### Work required
Wherever the word "Сознание" shows up in a line, please copy that line.

### Entries supplied
◆ ◆ ◆ ◆

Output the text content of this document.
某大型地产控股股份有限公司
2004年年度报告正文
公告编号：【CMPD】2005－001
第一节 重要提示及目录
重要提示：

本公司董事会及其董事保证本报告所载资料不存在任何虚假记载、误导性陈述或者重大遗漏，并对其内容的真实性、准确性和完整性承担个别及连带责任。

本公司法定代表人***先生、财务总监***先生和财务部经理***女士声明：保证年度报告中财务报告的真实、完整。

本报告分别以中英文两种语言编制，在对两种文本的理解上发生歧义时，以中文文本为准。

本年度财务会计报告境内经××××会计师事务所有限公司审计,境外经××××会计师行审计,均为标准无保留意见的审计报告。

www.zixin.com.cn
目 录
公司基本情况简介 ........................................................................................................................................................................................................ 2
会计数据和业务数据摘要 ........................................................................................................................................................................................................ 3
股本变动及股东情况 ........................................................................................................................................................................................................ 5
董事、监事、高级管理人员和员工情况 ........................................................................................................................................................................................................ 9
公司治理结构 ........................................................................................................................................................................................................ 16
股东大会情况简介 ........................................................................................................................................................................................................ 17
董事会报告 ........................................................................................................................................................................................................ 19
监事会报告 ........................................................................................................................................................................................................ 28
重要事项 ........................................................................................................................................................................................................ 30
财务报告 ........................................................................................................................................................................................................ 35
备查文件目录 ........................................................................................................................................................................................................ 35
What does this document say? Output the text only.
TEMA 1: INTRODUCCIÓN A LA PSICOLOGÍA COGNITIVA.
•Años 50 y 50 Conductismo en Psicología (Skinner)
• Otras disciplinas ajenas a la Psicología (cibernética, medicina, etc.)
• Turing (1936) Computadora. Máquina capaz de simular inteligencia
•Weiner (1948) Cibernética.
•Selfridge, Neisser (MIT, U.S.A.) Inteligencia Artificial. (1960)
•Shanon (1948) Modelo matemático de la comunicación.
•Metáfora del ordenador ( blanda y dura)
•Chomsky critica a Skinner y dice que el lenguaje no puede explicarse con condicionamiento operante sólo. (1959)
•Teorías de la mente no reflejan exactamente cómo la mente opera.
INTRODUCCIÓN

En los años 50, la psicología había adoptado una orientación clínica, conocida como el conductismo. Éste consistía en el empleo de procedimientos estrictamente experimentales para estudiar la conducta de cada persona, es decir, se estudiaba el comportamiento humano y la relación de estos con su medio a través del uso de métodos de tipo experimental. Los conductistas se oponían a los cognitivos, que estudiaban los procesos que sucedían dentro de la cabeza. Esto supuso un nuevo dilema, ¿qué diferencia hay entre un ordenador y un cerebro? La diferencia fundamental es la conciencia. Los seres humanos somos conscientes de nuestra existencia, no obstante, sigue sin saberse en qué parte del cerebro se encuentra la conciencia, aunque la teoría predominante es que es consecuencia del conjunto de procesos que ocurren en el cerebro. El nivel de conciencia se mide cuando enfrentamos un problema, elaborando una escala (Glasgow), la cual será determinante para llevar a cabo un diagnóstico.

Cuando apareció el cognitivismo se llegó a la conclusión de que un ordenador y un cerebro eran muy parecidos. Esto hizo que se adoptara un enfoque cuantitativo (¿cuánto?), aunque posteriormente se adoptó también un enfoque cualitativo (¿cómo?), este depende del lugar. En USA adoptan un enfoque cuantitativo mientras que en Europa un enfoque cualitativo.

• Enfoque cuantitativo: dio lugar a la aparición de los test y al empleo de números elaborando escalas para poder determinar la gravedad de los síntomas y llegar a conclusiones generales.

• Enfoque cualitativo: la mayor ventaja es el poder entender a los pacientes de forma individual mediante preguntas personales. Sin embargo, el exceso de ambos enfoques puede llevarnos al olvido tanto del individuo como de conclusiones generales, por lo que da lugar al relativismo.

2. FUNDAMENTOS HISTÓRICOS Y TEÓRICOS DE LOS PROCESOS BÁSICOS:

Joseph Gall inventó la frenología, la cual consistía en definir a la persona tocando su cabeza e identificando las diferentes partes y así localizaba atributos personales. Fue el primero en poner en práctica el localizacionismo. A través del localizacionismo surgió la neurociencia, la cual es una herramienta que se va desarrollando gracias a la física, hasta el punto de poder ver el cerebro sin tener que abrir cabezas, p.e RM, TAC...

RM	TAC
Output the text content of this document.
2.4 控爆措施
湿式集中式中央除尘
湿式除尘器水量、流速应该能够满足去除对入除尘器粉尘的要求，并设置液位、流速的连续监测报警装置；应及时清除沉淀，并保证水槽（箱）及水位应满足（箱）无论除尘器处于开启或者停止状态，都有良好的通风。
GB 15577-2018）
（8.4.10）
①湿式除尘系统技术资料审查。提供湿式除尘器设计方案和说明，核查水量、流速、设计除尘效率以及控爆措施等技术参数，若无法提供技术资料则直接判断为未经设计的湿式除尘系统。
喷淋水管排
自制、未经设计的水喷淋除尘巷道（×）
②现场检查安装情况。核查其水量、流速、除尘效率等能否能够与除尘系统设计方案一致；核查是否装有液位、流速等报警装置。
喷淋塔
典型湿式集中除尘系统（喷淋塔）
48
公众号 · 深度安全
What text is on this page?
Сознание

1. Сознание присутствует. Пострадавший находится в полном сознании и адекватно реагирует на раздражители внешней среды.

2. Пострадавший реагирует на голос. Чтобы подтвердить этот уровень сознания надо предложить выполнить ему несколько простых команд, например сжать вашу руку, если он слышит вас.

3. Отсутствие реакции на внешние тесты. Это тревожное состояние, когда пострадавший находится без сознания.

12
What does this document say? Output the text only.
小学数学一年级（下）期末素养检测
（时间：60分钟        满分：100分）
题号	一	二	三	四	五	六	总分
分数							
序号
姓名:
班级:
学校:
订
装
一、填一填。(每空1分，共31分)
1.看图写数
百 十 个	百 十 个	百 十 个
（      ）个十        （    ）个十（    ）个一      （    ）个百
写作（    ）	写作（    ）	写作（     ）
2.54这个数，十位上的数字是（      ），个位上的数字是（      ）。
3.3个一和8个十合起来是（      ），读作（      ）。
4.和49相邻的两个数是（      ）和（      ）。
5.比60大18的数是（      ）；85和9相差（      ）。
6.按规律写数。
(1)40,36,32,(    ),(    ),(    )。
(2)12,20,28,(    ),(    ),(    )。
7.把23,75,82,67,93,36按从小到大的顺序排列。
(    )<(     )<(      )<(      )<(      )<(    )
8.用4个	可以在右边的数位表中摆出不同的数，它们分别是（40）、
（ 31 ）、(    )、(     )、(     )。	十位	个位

◆ ◆ ◆ ◆

### Task solution
Сознание
1. Сознание присутствует. Пострадавший находится в полном сознании и адекватно реагирует на раздражители внешней среды.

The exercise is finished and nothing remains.